-- start of Raw data --

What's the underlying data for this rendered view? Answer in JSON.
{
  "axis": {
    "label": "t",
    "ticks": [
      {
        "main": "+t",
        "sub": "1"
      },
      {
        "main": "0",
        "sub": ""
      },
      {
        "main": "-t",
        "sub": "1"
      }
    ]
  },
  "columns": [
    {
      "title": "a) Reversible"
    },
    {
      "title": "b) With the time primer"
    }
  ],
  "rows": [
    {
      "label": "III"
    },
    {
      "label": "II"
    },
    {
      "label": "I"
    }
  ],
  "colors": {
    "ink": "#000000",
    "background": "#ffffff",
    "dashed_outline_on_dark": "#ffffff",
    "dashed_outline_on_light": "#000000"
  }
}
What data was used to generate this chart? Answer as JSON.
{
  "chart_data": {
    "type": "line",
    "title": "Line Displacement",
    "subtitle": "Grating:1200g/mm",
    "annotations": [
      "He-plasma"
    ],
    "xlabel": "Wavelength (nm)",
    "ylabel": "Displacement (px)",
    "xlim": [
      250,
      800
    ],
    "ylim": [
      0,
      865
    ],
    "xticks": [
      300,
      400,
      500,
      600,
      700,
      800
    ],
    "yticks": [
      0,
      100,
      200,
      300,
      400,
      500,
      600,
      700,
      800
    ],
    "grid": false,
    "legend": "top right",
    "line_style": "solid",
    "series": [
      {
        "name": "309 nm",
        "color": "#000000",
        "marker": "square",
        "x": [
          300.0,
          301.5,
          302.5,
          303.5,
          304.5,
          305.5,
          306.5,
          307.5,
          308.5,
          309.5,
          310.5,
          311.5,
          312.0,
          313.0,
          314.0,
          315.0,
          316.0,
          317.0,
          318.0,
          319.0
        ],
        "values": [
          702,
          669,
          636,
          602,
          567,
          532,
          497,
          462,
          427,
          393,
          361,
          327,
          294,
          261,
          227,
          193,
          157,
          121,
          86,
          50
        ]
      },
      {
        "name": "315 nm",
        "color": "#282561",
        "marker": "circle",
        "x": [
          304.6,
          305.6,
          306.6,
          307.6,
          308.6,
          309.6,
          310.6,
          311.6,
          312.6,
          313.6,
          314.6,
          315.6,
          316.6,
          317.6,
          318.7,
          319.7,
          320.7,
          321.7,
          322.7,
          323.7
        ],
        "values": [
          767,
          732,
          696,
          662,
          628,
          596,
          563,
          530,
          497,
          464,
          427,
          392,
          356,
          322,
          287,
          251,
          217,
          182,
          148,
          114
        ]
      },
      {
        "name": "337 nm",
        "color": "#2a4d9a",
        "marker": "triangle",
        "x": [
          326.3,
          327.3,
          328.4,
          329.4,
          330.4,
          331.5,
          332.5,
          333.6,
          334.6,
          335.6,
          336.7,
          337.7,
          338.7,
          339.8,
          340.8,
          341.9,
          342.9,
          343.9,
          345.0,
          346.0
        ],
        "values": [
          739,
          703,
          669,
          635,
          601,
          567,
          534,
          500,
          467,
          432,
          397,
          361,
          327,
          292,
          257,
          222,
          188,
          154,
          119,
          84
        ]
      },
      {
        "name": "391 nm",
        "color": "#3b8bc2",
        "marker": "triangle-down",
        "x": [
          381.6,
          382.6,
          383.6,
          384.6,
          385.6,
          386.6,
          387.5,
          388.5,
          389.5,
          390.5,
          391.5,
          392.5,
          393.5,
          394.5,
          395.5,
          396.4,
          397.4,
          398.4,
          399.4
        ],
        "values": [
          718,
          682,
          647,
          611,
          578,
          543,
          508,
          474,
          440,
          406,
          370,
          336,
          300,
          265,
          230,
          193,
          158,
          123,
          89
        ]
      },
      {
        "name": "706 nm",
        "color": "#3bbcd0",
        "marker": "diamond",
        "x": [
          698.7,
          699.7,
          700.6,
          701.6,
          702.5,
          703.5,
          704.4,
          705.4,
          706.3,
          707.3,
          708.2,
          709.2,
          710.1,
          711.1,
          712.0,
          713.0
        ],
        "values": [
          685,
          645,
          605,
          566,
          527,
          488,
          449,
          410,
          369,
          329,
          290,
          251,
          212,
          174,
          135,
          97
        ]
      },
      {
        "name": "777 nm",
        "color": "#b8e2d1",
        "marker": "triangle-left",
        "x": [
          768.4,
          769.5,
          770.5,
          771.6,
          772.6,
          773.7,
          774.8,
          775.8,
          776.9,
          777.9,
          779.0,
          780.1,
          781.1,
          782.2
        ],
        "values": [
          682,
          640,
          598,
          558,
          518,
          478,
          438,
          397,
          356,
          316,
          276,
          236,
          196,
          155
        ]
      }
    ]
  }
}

-- end of Raw data --

* _Task to carry out_
Tally the lines of the data that hold the string "marker". Answer with the number and nothing more.

* _Result for this task_
6